Copy all lines in which the word "JSON" can be found.
___ GIVEN RECORDS ___
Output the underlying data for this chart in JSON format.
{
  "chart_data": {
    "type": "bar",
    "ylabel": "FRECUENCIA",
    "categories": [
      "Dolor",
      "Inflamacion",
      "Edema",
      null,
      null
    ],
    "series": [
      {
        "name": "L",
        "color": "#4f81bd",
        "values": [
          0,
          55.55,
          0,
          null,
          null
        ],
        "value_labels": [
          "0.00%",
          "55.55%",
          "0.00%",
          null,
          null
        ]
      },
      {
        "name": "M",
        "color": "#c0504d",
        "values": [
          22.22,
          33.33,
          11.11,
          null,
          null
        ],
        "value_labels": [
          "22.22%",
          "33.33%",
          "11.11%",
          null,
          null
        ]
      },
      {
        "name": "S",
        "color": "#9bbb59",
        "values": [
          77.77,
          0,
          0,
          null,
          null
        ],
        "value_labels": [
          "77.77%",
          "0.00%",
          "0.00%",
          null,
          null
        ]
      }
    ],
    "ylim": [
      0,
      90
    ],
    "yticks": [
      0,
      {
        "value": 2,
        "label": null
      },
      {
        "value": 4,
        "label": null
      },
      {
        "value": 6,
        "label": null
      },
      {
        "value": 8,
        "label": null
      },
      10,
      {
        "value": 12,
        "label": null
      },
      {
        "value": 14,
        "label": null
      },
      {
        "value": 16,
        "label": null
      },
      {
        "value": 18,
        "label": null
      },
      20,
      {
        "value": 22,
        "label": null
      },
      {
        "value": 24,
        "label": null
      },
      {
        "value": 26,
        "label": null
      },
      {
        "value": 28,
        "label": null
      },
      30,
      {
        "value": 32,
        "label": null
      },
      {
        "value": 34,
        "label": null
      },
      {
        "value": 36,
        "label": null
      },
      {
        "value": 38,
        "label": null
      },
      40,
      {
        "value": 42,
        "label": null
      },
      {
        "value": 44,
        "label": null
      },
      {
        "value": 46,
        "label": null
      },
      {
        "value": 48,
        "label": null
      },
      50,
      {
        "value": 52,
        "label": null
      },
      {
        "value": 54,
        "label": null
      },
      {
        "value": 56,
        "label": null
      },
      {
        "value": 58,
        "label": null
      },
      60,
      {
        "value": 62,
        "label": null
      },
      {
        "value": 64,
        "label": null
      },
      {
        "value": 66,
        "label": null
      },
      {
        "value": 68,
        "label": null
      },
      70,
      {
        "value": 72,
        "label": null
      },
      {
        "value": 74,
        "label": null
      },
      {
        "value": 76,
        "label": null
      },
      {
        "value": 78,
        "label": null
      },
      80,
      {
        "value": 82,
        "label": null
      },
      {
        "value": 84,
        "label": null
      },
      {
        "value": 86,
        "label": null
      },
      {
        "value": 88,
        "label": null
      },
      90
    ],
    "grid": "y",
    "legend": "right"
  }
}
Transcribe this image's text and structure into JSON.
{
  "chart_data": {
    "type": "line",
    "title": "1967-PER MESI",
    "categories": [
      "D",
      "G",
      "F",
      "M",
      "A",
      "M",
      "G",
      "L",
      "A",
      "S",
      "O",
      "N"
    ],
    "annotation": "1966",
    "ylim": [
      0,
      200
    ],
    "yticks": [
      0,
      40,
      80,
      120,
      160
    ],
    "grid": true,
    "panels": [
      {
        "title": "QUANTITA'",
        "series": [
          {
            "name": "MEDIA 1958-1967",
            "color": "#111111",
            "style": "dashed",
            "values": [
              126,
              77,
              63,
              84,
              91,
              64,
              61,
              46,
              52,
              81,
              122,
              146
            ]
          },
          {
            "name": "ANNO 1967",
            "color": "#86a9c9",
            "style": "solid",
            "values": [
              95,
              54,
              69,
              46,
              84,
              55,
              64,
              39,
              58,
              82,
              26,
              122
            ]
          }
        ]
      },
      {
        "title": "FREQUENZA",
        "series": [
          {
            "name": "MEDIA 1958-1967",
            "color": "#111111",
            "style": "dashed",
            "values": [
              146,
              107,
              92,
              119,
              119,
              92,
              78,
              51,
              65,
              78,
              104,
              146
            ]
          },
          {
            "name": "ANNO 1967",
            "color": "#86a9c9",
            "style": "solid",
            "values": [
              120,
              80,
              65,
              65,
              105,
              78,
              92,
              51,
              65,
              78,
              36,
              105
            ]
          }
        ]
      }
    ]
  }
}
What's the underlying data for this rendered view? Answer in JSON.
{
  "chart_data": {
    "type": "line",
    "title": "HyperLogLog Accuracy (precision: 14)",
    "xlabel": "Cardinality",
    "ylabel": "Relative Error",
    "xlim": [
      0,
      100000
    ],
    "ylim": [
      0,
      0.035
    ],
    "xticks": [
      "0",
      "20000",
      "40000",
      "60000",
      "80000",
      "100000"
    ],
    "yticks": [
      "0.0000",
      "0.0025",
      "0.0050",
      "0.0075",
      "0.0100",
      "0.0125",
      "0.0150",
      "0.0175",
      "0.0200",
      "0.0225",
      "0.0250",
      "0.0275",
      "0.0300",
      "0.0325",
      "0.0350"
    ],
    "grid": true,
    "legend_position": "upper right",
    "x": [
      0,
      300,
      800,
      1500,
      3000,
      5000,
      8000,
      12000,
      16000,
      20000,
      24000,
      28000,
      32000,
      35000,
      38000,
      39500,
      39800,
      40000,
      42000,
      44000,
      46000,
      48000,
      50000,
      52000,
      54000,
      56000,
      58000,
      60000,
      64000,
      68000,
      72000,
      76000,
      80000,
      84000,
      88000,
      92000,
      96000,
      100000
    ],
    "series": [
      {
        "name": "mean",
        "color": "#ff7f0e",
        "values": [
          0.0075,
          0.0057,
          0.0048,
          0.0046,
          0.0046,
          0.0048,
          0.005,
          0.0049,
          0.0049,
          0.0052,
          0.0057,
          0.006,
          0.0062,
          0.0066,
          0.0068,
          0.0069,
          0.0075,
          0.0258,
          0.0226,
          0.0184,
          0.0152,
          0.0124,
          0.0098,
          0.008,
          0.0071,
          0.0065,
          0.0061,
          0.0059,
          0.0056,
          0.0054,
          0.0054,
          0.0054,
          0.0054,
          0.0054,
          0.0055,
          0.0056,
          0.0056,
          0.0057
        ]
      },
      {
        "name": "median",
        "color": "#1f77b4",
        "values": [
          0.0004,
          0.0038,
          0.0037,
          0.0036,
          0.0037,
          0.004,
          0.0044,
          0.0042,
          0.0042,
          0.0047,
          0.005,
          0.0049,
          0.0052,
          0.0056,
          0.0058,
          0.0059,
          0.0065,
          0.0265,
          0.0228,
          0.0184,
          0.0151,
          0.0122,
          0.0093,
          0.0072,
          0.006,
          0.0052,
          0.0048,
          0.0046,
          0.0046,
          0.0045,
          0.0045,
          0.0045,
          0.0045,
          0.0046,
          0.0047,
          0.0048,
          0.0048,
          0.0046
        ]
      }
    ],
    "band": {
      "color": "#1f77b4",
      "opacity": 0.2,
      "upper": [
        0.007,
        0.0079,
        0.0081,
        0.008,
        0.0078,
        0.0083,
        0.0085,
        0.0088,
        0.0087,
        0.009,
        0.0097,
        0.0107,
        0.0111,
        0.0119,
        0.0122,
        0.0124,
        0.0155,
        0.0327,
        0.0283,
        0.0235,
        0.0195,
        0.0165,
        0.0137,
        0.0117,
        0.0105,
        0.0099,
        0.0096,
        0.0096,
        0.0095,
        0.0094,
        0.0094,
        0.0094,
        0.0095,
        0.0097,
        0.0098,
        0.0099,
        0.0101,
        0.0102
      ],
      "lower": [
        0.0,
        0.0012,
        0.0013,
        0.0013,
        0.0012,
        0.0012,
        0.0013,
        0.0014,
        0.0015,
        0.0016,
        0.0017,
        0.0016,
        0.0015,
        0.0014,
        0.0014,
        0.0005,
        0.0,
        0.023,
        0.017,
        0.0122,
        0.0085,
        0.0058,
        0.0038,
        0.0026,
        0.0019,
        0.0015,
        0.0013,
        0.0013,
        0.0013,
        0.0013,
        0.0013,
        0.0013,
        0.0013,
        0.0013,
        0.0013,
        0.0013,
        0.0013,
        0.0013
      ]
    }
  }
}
___
◆ **SOLUTION FOR THIS PROBLEM**:
Output the underlying data for this chart in JSON format.
Transcribe this image's text and structure into JSON.
What's the underlying data for this rendered view? Answer in JSON.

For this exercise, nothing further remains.